Output all lines exactly, with nothing added or dropped.
════════
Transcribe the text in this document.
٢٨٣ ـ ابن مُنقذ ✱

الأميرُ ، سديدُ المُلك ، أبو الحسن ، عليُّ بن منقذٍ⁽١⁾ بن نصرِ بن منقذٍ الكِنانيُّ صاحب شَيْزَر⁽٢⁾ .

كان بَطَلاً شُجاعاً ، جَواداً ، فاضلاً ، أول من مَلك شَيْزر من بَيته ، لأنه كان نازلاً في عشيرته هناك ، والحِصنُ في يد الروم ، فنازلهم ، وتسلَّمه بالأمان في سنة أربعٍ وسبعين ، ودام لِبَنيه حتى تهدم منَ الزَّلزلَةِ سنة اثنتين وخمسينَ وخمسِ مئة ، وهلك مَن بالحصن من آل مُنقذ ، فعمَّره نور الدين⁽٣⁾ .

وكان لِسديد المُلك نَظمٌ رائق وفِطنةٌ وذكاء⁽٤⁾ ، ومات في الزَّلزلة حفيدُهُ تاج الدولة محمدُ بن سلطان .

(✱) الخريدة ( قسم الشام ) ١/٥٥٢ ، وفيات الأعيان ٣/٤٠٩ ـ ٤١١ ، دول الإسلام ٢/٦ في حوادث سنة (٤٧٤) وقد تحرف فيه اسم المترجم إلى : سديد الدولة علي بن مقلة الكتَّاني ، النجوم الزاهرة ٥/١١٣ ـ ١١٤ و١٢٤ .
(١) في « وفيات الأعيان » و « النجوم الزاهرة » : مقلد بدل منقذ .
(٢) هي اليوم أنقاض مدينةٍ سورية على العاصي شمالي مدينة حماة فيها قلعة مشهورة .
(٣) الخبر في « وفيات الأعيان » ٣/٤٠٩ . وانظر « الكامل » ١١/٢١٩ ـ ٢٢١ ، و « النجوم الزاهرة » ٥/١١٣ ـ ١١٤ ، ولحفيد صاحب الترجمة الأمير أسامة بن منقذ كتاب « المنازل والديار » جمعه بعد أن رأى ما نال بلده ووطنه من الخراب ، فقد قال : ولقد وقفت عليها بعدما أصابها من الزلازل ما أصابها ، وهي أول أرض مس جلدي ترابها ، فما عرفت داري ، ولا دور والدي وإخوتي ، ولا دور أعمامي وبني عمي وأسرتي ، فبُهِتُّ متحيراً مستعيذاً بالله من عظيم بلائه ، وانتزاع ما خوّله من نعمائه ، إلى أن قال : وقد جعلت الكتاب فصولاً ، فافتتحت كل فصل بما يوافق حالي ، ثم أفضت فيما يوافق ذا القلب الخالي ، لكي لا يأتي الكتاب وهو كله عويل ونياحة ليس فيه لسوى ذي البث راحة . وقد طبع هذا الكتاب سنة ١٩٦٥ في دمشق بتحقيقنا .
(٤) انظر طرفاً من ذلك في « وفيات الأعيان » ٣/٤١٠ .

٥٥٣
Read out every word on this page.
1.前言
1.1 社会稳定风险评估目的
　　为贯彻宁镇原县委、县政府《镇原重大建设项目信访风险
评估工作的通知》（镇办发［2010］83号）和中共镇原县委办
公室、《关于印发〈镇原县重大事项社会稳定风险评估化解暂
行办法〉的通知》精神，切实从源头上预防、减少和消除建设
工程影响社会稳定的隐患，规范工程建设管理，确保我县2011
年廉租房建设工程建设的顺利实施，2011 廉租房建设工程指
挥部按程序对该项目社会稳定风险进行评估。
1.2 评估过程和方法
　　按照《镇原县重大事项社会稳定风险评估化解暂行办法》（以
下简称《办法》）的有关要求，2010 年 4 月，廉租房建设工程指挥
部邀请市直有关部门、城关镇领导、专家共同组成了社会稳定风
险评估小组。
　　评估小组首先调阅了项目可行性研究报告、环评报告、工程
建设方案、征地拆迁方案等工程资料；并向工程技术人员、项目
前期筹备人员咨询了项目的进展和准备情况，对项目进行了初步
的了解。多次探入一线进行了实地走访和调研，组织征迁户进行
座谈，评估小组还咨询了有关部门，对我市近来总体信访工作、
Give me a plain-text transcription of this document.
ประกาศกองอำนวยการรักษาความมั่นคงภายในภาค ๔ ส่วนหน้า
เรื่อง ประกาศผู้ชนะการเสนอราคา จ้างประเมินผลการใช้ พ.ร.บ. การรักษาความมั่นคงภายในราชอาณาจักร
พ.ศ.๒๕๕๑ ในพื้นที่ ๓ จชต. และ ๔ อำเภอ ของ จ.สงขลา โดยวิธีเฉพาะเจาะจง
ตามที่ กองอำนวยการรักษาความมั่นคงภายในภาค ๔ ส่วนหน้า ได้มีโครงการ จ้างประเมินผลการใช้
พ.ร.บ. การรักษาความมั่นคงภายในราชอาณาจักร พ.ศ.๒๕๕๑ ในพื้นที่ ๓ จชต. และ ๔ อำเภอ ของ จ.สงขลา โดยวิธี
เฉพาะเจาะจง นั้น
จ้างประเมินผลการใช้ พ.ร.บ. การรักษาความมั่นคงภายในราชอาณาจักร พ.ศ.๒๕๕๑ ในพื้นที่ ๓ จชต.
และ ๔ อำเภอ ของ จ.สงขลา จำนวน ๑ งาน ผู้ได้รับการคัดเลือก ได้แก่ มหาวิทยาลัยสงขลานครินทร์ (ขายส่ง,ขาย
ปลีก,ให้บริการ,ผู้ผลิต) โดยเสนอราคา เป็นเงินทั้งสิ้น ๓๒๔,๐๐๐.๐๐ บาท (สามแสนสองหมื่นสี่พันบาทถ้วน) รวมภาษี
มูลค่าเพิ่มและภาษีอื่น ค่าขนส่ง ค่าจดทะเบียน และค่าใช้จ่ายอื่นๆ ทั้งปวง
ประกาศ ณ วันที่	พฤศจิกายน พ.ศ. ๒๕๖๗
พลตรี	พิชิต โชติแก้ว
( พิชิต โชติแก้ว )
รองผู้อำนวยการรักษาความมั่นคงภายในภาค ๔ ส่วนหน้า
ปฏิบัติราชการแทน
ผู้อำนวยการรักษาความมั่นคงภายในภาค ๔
════════
**RESPONSE TO THE TASK:**
Transcribe the text in this document.
٢٨٣ ـ ابن مُنقذ ✱

الأميرُ ، سديدُ المُلك ، أبو الحسن ، عليُّ بن منقذٍ⁽١⁾ بن نصرِ بن منقذٍ الكِنانيُّ صاحب شَيْزَر⁽٢⁾ .

كان بَطَلاً شُجاعاً ، جَواداً ، فاضلاً ، أول من مَلك شَيْزر من بَيته ، لأنه كان نازلاً في عشيرته هناك ، والحِصنُ في يد الروم ، فنازلهم ، وتسلَّمه بالأمان في سنة أربعٍ وسبعين ، ودام لِبَنيه حتى تهدم منَ الزَّلزلَةِ سنة اثنتين وخمسينَ وخمسِ مئة ، وهلك مَن بالحصن من آل مُنقذ ، فعمَّره نور الدين⁽٣⁾ .

وكان لِسديد المُلك نَظمٌ رائق وفِطنةٌ وذكاء⁽٤⁾ ، ومات في الزَّلزلة حفيدُهُ تاج الدولة محمدُ بن سلطان .

(✱) الخريدة ( قسم الشام ) ١/٥٥٢ ، وفيات الأعيان ٣/٤٠٩ ـ ٤١١ ، دول الإسلام ٢/٦ في حوادث سنة (٤٧٤) وقد تحرف فيه اسم المترجم إلى : سديد الدولة علي بن مقلة الكتَّاني ، النجوم الزاهرة ٥/١١٣ ـ ١١٤ و١٢٤ .
(١) في « وفيات الأعيان » و « النجوم الزاهرة » : مقلد بدل منقذ .
(٢) هي اليوم أنقاض مدينةٍ سورية على العاصي شمالي مدينة حماة فيها قلعة مشهورة .
(٣) الخبر في « وفيات الأعيان » ٣/٤٠٩ . وانظر « الكامل » ١١/٢١٩ ـ ٢٢١ ، و « النجوم الزاهرة » ٥/١١٣ ـ ١١٤ ، ولحفيد صاحب الترجمة الأمير أسامة بن منقذ كتاب « المنازل والديار » جمعه بعد أن رأى ما نال بلده ووطنه من الخراب ، فقد قال : ولقد وقفت عليها بعدما أصابها من الزلازل ما أصابها ، وهي أول أرض مس جلدي ترابها ، فما عرفت داري ، ولا دور والدي وإخوتي ، ولا دور أعمامي وبني عمي وأسرتي ، فبُهِتُّ متحيراً مستعيذاً بالله من عظيم بلائه ، وانتزاع ما خوّله من نعمائه ، إلى أن قال : وقد جعلت الكتاب فصولاً ، فافتتحت كل فصل بما يوافق حالي ، ثم أفضت فيما يوافق ذا القلب الخالي ، لكي لا يأتي الكتاب وهو كله عويل ونياحة ليس فيه لسوى ذي البث راحة . وقد طبع هذا الكتاب سنة ١٩٦٥ في دمشق بتحقيقنا .
(٤) انظر طرفاً من ذلك في « وفيات الأعيان » ٣/٤١٠ .

٥٥٣
Read out every word on this page.
1.前言
1.1 社会稳定风险评估目的
　　为贯彻宁镇原县委、县政府《镇原重大建设项目信访风险
评估工作的通知》（镇办发［2010］83号）和中共镇原县委办
公室、《关于印发〈镇原县重大事项社会稳定风险评估化解暂
行办法〉的通知》精神，切实从源头上预防、减少和消除建设
工程影响社会稳定的隐患，规范工程建设管理，确保我县2011
年廉租房建设工程建设的顺利实施，2011 廉租房建设工程指
挥部按程序对该项目社会稳定风险进行评估。
1.2 评估过程和方法
　　按照《镇原县重大事项社会稳定风险评估化解暂行办法》（以
下简称《办法》）的有关要求，2010 年 4 月，廉租房建设工程指挥
部邀请市直有关部门、城关镇领导、专家共同组成了社会稳定风
险评估小组。
　　评估小组首先调阅了项目可行性研究报告、环评报告、工程
建设方案、征地拆迁方案等工程资料；并向工程技术人员、项目
前期筹备人员咨询了项目的进展和准备情况，对项目进行了初步
的了解。多次探入一线进行了实地走访和调研，组织征迁户进行
座谈，评估小组还咨询了有关部门，对我市近来总体信访工作、
Give me a plain-text transcription of this document.
ประกาศกองอำนวยการรักษาความมั่นคงภายในภาค ๔ ส่วนหน้า
เรื่อง ประกาศผู้ชนะการเสนอราคา จ้างประเมินผลการใช้ พ.ร.บ. การรักษาความมั่นคงภายในราชอาณาจักร
พ.ศ.๒๕๕๑ ในพื้นที่ ๓ จชต. และ ๔ อำเภอ ของ จ.สงขลา โดยวิธีเฉพาะเจาะจง
ตามที่ กองอำนวยการรักษาความมั่นคงภายในภาค ๔ ส่วนหน้า ได้มีโครงการ จ้างประเมินผลการใช้
พ.ร.บ. การรักษาความมั่นคงภายในราชอาณาจักร พ.ศ.๒๕๕๑ ในพื้นที่ ๓ จชต. และ ๔ อำเภอ ของ จ.สงขลา โดยวิธี
เฉพาะเจาะจง นั้น
จ้างประเมินผลการใช้ พ.ร.บ. การรักษาความมั่นคงภายในราชอาณาจักร พ.ศ.๒๕๕๑ ในพื้นที่ ๓ จชต.
และ ๔ อำเภอ ของ จ.สงขลา จำนวน ๑ งาน ผู้ได้รับการคัดเลือก ได้แก่ มหาวิทยาลัยสงขลานครินทร์ (ขายส่ง,ขาย
ปลีก,ให้บริการ,ผู้ผลิต) โดยเสนอราคา เป็นเงินทั้งสิ้น ๓๒๔,๐๐๐.๐๐ บาท (สามแสนสองหมื่นสี่พันบาทถ้วน) รวมภาษี
มูลค่าเพิ่มและภาษีอื่น ค่าขนส่ง ค่าจดทะเบียน และค่าใช้จ่ายอื่นๆ ทั้งปวง
ประกาศ ณ วันที่	พฤศจิกายน พ.ศ. ๒๕๖๗
พลตรี	พิชิต โชติแก้ว
( พิชิต โชติแก้ว )
รองผู้อำนวยการรักษาความมั่นคงภายในภาค ๔ ส่วนหน้า
ปฏิบัติราชการแทน
ผู้อำนวยการรักษาความมั่นคงภายในภาค ๔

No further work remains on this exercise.